[Saved data entries]

········

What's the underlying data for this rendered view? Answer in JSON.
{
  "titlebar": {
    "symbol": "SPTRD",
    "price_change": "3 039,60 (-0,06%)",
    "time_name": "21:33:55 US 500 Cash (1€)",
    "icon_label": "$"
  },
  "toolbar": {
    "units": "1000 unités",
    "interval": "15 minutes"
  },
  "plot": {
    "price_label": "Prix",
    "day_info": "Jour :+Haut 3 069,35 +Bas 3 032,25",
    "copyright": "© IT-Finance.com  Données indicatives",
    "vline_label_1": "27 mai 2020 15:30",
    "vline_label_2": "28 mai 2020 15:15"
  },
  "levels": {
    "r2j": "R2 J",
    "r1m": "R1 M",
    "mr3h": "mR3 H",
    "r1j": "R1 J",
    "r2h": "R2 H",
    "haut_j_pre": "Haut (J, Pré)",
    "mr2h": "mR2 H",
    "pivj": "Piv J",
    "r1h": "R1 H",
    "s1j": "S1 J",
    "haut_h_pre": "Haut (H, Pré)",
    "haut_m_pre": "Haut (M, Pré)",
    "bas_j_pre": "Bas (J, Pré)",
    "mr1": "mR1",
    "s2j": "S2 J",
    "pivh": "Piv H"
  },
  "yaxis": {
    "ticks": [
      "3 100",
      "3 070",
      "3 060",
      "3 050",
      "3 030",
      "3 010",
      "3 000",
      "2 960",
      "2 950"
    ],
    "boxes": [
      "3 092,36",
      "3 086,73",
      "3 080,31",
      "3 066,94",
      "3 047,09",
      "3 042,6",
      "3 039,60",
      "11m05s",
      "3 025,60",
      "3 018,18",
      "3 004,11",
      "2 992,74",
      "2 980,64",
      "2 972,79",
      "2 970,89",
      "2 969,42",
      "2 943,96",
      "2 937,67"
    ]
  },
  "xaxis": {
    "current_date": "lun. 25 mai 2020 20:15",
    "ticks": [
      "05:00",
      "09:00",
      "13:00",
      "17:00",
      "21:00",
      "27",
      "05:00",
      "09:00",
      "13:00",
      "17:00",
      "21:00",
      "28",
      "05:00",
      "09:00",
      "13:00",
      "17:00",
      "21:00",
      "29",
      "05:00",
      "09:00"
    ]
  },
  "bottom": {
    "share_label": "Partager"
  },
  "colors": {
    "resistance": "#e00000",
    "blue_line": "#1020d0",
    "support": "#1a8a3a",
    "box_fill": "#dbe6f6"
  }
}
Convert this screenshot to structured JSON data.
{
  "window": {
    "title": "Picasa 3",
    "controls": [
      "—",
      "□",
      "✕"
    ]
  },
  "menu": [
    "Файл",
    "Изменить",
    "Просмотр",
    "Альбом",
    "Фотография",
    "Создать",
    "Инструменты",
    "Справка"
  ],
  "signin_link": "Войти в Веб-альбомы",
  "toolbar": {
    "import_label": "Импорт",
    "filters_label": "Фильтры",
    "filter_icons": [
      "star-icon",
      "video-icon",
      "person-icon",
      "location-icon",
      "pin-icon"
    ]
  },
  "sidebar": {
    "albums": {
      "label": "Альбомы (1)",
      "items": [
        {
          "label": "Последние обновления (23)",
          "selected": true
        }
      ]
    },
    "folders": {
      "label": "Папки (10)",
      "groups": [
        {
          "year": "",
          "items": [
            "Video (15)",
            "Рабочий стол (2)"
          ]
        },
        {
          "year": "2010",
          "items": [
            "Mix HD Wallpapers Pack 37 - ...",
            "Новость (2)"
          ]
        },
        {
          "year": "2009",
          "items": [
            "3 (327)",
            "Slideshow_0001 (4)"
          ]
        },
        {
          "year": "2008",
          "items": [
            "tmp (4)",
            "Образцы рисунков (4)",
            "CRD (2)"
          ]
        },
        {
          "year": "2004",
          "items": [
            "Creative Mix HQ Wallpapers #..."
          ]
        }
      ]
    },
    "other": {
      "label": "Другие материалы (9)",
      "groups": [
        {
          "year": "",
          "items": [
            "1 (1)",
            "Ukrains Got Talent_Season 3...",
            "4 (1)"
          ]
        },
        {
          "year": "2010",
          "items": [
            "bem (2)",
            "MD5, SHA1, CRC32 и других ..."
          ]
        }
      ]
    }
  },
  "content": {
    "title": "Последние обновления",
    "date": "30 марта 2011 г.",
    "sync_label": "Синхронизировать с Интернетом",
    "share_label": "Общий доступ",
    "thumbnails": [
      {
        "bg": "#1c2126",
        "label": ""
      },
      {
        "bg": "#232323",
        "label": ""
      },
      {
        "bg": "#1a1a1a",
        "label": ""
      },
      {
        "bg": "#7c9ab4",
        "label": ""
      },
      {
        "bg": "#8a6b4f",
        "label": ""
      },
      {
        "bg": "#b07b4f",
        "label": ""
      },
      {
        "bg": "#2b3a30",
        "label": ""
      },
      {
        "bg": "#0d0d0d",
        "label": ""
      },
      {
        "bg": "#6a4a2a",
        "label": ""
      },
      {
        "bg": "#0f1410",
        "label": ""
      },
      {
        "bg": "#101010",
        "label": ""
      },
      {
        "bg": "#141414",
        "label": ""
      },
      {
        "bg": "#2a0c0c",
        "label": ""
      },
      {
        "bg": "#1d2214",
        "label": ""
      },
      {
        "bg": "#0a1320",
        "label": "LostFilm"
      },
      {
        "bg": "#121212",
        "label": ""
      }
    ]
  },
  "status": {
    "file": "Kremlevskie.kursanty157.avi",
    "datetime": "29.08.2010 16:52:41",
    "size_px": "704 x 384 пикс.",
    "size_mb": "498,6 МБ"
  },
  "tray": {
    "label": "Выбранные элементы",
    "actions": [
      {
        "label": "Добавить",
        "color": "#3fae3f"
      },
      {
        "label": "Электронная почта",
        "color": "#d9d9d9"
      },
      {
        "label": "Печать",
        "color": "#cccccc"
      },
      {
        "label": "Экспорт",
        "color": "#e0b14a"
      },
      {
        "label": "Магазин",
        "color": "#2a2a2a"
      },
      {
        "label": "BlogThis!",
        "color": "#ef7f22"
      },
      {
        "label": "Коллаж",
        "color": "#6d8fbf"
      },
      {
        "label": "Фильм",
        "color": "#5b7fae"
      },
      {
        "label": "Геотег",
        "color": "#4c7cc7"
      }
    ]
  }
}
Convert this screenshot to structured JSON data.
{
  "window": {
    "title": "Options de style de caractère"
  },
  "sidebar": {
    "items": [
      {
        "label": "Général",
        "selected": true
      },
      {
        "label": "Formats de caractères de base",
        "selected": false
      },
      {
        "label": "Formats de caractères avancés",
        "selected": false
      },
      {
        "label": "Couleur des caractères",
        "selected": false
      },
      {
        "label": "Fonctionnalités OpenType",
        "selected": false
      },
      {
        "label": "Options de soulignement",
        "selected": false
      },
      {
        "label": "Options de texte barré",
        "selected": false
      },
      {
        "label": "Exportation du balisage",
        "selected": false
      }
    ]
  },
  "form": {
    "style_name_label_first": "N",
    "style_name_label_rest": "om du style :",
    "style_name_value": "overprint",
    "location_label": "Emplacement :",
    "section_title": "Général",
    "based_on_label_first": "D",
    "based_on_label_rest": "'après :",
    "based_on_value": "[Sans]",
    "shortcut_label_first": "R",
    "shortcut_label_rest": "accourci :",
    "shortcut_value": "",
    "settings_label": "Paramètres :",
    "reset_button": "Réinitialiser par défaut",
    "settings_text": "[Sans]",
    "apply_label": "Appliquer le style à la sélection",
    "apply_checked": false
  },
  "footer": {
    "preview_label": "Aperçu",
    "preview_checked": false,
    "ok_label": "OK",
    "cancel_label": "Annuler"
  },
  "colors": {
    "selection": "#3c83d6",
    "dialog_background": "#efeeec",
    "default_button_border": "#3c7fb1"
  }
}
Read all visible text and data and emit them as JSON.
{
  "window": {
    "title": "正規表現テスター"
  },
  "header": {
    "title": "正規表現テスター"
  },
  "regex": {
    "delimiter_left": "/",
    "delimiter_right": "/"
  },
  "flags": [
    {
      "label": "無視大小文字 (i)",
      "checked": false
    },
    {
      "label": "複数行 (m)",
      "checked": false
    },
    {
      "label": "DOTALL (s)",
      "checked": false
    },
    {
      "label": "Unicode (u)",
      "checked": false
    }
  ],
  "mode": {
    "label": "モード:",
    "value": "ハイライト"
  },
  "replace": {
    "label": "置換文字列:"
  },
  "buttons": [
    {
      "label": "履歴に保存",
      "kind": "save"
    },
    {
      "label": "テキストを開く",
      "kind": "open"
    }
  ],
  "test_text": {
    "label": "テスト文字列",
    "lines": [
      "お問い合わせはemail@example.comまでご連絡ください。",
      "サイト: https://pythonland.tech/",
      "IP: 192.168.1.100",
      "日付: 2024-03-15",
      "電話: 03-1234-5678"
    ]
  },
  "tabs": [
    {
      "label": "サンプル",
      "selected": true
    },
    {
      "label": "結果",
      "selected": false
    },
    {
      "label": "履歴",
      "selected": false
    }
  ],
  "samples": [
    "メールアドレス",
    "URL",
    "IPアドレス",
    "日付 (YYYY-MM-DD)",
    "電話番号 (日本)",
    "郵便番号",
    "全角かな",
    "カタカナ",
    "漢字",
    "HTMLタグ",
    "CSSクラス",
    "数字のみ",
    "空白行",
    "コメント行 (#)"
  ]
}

········

## Problem
Beginning at the line that holds "Read all visible", reproduce each line of the records above down to and including the last one.

## Answer to this task
Read all visible text and data and emit them as JSON.
{
  "window": {
    "title": "正規表現テスター"
  },
  "header": {
    "title": "正規表現テスター"
  },
  "regex": {
    "delimiter_left": "/",
    "delimiter_right": "/"
  },
  "flags": [
    {
      "label": "無視大小文字 (i)",
      "checked": false
    },
    {
      "label": "複数行 (m)",
      "checked": false
    },
    {
      "label": "DOTALL (s)",
      "checked": false
    },
    {
      "label": "Unicode (u)",
      "checked": false
    }
  ],
  "mode": {
    "label": "モード:",
    "value": "ハイライト"
  },
  "replace": {
    "label": "置換文字列:"
  },
  "buttons": [
    {
      "label": "履歴に保存",
      "kind": "save"
    },
    {
      "label": "テキストを開く",
      "kind": "open"
    }
  ],
  "test_text": {
    "label": "テスト文字列",
    "lines": [
      "お問い合わせはemail@example.comまでご連絡ください。",
      "サイト: https://pythonland.tech/",
      "IP: 192.168.1.100",
      "日付: 2024-03-15",
      "電話: 03-1234-5678"
    ]
  },
  "tabs": [
    {
      "label": "サンプル",
      "selected": true
    },
    {
      "label": "結果",
      "selected": false
    },
    {
      "label": "履歴",
      "selected": false
    }
  ],
  "samples": [
    "メールアドレス",
    "URL",
    "IPアドレス",
    "日付 (YYYY-MM-DD)",
    "電話番号 (日本)",
    "郵便番号",
    "全角かな",
    "カタカナ",
    "漢字",
    "HTMLタグ",
    "CSSクラス",
    "数字のみ",
    "空白行",
    "コメント行 (#)"
  ]
}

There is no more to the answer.